All entries are to be quoted exactly; the images stay out of the copy.

* _Provided entries_
^^^^

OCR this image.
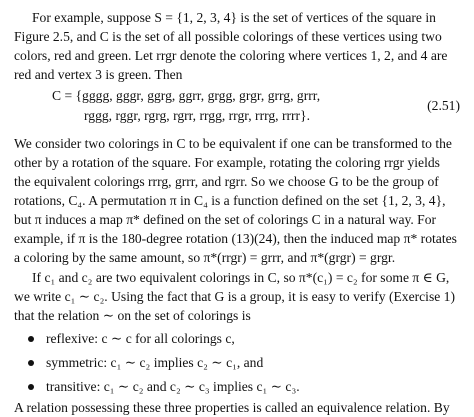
For example, suppose S = {1, 2, 3, 4} is the set of vertices of the square in
Figure 2.5, and C is the set of all possible colorings of these vertices using two
colors, red and green. Let rrgr denote the coloring where vertices 1, 2, and 4 are
red and vertex 3 is green. Then
C = {gggg, gggr, ggrg, ggrr, grgg, grgr, grrg, grrr,
rggg, rggr, rgrg, rgrr, rrgg, rrgr, rrrg, rrrr}.
(2.51)
We consider two colorings in C to be equivalent if one can be transformed to the
other by a rotation of the square. For example, rotating the coloring rrgr yields
the equivalent colorings rrrg, grrr, and rgrr. So we choose G to be the group of
rotations, C₄. A permutation π in C₄ is a function defined on the set {1, 2, 3, 4},
but π induces a map π* defined on the set of colorings C in a natural way. For
example, if π is the 180-degree rotation (13)(24), then the induced map π* rotates
a coloring by the same amount, so π*(rrgr) = grrr, and π*(grgr) = grgr.
If c₁ and c₂ are two equivalent colorings in C, so π*(c₁) = c₂ for some π ∈ G,
we write c₁ ∼ c₂. Using the fact that G is a group, it is easy to verify (Exercise 1)
that the relation ∼ on the set of colorings is
reflexive: c ∼ c for all colorings c,
symmetric: c₁ ∼ c₂ implies c₂ ∼ c₁, and
transitive: c₁ ∼ c₂ and c₂ ∼ c₃ implies c₁ ∼ c₃.
A relation possessing these three properties is called an equivalence relation. By
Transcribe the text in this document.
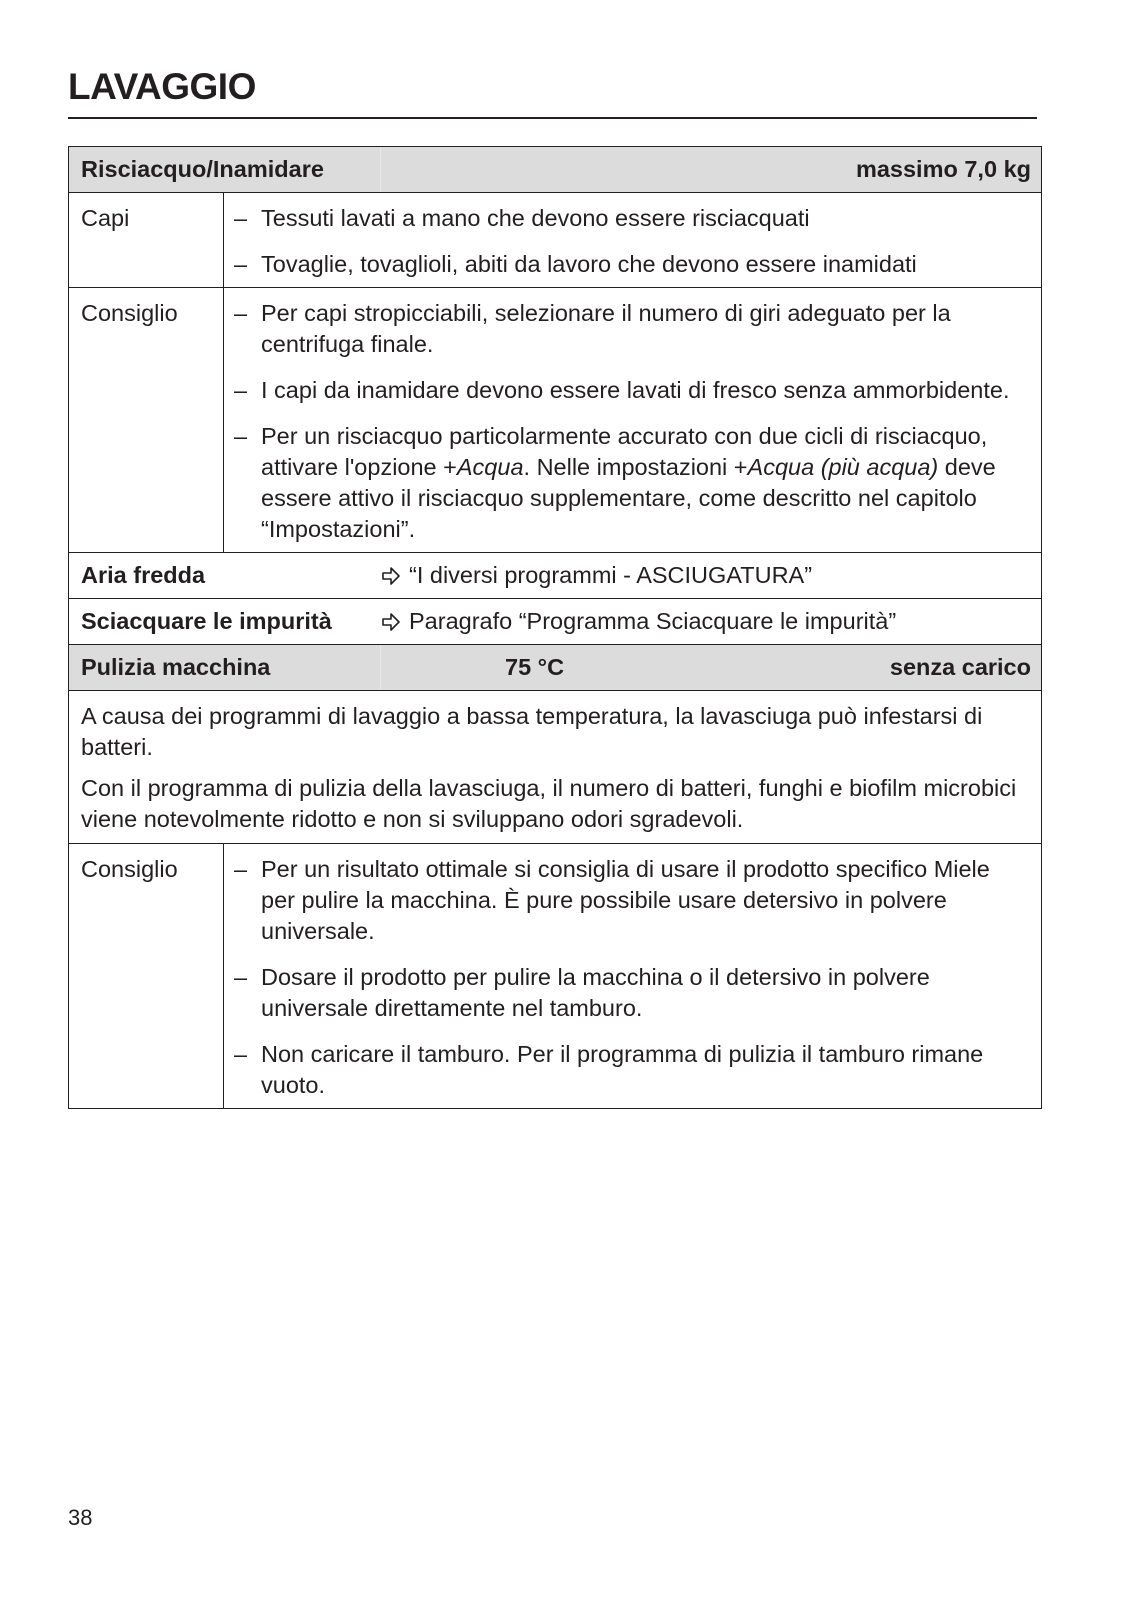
LAVAGGIO
Risciacquo/Inamidare	massimo 7,0 kg
Capi	– Tessuti lavati a mano che devono essere risciacquati
– Tovaglie, tovaglioli, abiti da lavoro che devono essere inamidati
Consiglio	– Per capi stropicciabili, selezionare il numero di giri adeguato per la centrifuga finale.
– I capi da inamidare devono essere lavati di fresco senza ammorbidente.
– Per un risciacquo particolarmente accurato con due cicli di risciacquo, attivare l'opzione +Acqua. Nelle impostazioni +Acqua (più acqua) deve essere attivo il risciacquo supplementare, come descritto nel capitolo “Impostazioni”.
Aria fredda	“I diversi programmi - ASCIUGATURA”
Sciacquare le impurità	Paragrafo “Programma Sciacquare le impurità”
Pulizia macchina	75 °C	senza carico

A causa dei programmi di lavaggio a bassa temperatura, la lavasciuga può infestarsi di batteri.

Con il programma di pulizia della lavasciuga, il numero di batteri, funghi e biofilm microbici viene notevolmente ridotto e non si sviluppano odori sgradevoli.

Consiglio	– Per un risultato ottimale si consiglia di usare il prodotto specifico Miele per pulire la macchina. È pure possibile usare detersivo in polvere universale.
– Dosare il prodotto per pulire la macchina o il detersivo in polvere universale direttamente nel tamburo.
– Non caricare il tamburo. Per il programma di pulizia il tamburo rimane vuoto.
38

^^^^

* _Written response_
OCR this image.
For example, suppose S = {1, 2, 3, 4} is the set of vertices of the square in
Figure 2.5, and C is the set of all possible colorings of these vertices using two
colors, red and green. Let rrgr denote the coloring where vertices 1, 2, and 4 are
red and vertex 3 is green. Then
C = {gggg, gggr, ggrg, ggrr, grgg, grgr, grrg, grrr,
rggg, rggr, rgrg, rgrr, rrgg, rrgr, rrrg, rrrr}.
(2.51)
We consider two colorings in C to be equivalent if one can be transformed to the
other by a rotation of the square. For example, rotating the coloring rrgr yields
the equivalent colorings rrrg, grrr, and rgrr. So we choose G to be the group of
rotations, C₄. A permutation π in C₄ is a function defined on the set {1, 2, 3, 4},
but π induces a map π* defined on the set of colorings C in a natural way. For
example, if π is the 180-degree rotation (13)(24), then the induced map π* rotates
a coloring by the same amount, so π*(rrgr) = grrr, and π*(grgr) = grgr.
If c₁ and c₂ are two equivalent colorings in C, so π*(c₁) = c₂ for some π ∈ G,
we write c₁ ∼ c₂. Using the fact that G is a group, it is easy to verify (Exercise 1)
that the relation ∼ on the set of colorings is
reflexive: c ∼ c for all colorings c,
symmetric: c₁ ∼ c₂ implies c₂ ∼ c₁, and
transitive: c₁ ∼ c₂ and c₂ ∼ c₃ implies c₁ ∼ c₃.
A relation possessing these three properties is called an equivalence relation. By
Transcribe the text in this document.
LAVAGGIO
Risciacquo/Inamidare	massimo 7,0 kg
Capi	– Tessuti lavati a mano che devono essere risciacquati
– Tovaglie, tovaglioli, abiti da lavoro che devono essere inamidati
Consiglio	– Per capi stropicciabili, selezionare il numero di giri adeguato per la centrifuga finale.
– I capi da inamidare devono essere lavati di fresco senza ammorbidente.
– Per un risciacquo particolarmente accurato con due cicli di risciacquo, attivare l'opzione +Acqua. Nelle impostazioni +Acqua (più acqua) deve essere attivo il risciacquo supplementare, come descritto nel capitolo “Impostazioni”.
Aria fredda	“I diversi programmi - ASCIUGATURA”
Sciacquare le impurità	Paragrafo “Programma Sciacquare le impurità”
Pulizia macchina	75 °C	senza carico

A causa dei programmi di lavaggio a bassa temperatura, la lavasciuga può infestarsi di batteri.

Con il programma di pulizia della lavasciuga, il numero di batteri, funghi e biofilm microbici viene notevolmente ridotto e non si sviluppano odori sgradevoli.

Consiglio	– Per un risultato ottimale si consiglia di usare il prodotto specifico Miele per pulire la macchina. È pure possibile usare detersivo in polvere universale.
– Dosare il prodotto per pulire la macchina o il detersivo in polvere universale direttamente nel tamburo.
– Non caricare il tamburo. Per il programma di pulizia il tamburo rimane vuoto.
38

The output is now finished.